Exercise aim
The exercise asks for every line of the data to be reproduced exactly.

Data for the task

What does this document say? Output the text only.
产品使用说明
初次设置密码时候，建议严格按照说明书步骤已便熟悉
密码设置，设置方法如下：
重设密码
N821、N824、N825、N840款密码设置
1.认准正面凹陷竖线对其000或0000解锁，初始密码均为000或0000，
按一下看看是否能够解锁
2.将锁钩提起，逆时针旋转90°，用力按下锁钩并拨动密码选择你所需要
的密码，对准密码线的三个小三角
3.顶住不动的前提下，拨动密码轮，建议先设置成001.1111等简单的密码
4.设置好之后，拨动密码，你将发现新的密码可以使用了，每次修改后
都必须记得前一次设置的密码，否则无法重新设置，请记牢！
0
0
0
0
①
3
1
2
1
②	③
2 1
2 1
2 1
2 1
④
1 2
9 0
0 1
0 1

Solved exercise
What does this document say? Output the text only.
产品使用说明
初次设置密码时候，建议严格按照说明书步骤已便熟悉
密码设置，设置方法如下：
重设密码
N821、N824、N825、N840款密码设置
1.认准正面凹陷竖线对其000或0000解锁，初始密码均为000或0000，
按一下看看是否能够解锁
2.将锁钩提起，逆时针旋转90°，用力按下锁钩并拨动密码选择你所需要
的密码，对准密码线的三个小三角
3.顶住不动的前提下，拨动密码轮，建议先设置成001.1111等简单的密码
4.设置好之后，拨动密码，你将发现新的密码可以使用了，每次修改后
都必须记得前一次设置的密码，否则无法重新设置，请记牢！
0
0
0
0
①
3
1
2
1
②	③
2 1
2 1
2 1
2 1
④
1 2
9 0
0 1
0 1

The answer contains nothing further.